▸ **EXERCISE PROMPT**: From the LLMRateLimiter usage guide, reproduce the passage starting at "asyncio.run(main())" and ending at "of token usage." word for word.

▸ **TEXT PASSAGE**:
++++++++

Usage Guide¶
This guide covers all the ways to use LLMRateLimiter for different LLM providers and configurations.
Rate Limiting Modes¶
LLMRateLimiter supports three modes based on how your LLM provider counts tokens:
| Mode | Use Case | Configuration |
|---|---|---|
| Combined | OpenAI, Anthropic | tpm=100000 |
| Split | GCP Vertex AI | input_tpm=4000000, output_tpm=128000 |
| Mixed | Custom setups | Both combined and split limits |
Combined TPM Mode¶
Use this mode for providers like OpenAI and Anthropic that have a single tokens-per-minute limit.
import asyncio
from llmratelimiter import RateLimiter
async def main():
limiter = RateLimiter(
"redis://localhost:6379", "gpt-4",
tpm=100_000, # 100K tokens per minute
rpm=100, # 100 requests per minute
)
# Recommended: specify input and output tokens separately
result = await limiter.acquire(input_tokens=3000, output_tokens=2000)
print(f"Wait time: {result.wait_time:.2f}s, Queue position: {result.queue_position}")
# Now safe to make API call
# response = await openai.chat.completions.create(...)
asyncio.run(main())
Recommended: Use input_tokens and output_tokens
Always prefer acquire(input_tokens=X, output_tokens=Y) over acquire(tokens=N).
This enables accurate burndown rate calculations for providers like AWS Bedrock,
and provides better tracking of token usage.
AcquireResult¶
The acquire() method returns an AcquireResult with:
slot_time: When the request was scheduledwait_time: How long the caller waited (0 if no wait)queue_position: Position in queue (0 = immediate)record_id: Unique ID for this consumption record
Split TPM Mode¶
Use this mode for providers like GCP Vertex AI that have separate limits for input and output tokens.
from llmratelimiter import RateLimiter
# GCP Vertex AI Gemini 1.5 Pro limits
limiter = RateLimiter(
"redis://localhost:6379", "gemini-1.5-pro",
input_tpm=4_000_000, # 4M input tokens per minute
output_tpm=128_000, # 128K output tokens per minute
rpm=360, # 360 requests per minute
)
# Estimate output tokens upfront
result = await limiter.acquire(input_tokens=5000, output_tokens=2048)
# Make API call
response = await vertex_ai.generate(...)
# Adjust with actual output tokens
await limiter.adjust(result.record_id, actual_output=response.output_tokens)

++++++++

▸ **EXTRACTED RECORDS**:
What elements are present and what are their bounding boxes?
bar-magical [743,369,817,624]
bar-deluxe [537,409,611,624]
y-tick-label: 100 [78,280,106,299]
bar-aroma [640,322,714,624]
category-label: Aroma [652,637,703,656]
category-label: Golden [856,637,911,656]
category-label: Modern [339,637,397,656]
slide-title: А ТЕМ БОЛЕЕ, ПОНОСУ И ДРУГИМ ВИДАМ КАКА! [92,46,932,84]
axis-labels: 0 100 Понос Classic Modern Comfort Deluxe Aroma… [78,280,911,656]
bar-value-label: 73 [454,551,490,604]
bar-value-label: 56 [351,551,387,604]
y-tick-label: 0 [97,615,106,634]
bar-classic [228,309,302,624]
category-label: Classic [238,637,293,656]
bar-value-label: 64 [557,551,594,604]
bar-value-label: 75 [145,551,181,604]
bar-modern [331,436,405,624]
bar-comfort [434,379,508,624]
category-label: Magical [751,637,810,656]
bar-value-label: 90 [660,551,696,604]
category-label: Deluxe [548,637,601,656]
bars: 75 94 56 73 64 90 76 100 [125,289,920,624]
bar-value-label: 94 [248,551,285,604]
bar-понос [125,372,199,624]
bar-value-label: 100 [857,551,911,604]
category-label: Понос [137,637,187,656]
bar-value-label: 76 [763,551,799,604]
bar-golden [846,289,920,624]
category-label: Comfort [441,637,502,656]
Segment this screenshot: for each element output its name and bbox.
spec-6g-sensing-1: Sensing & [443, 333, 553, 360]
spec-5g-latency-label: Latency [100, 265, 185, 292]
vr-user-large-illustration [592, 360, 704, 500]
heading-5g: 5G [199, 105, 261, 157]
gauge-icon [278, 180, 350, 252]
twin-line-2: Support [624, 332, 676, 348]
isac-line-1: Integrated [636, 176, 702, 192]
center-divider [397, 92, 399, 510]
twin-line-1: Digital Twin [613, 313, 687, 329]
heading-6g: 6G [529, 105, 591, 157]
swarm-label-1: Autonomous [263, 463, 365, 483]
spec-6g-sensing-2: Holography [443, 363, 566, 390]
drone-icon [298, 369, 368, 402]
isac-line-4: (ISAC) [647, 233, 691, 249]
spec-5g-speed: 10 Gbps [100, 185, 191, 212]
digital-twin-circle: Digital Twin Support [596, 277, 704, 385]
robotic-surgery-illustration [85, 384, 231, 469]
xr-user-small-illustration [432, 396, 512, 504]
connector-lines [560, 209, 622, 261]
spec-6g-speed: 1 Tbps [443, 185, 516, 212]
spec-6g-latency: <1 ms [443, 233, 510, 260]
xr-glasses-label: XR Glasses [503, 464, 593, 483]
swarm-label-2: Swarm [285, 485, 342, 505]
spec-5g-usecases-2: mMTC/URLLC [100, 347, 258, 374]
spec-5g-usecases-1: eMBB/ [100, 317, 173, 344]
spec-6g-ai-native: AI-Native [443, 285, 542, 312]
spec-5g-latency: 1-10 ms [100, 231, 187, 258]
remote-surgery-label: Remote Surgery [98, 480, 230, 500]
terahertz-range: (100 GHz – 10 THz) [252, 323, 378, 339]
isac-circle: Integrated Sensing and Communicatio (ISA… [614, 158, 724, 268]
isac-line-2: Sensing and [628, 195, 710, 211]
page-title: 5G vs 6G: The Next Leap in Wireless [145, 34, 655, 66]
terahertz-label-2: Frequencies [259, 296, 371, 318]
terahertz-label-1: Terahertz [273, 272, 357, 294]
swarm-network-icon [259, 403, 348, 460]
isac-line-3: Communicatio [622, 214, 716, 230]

++++++++

▸ **ANSWER TO THIS TASK**:
asyncio.run(main())
Recommended: Use input_tokens and output_tokens
Always prefer acquire(input_tokens=X, output_tokens=Y) over acquire(tokens=N).
This enables accurate burndown rate calculations for providers like AWS Bedrock,
and provides better tracking of token usage.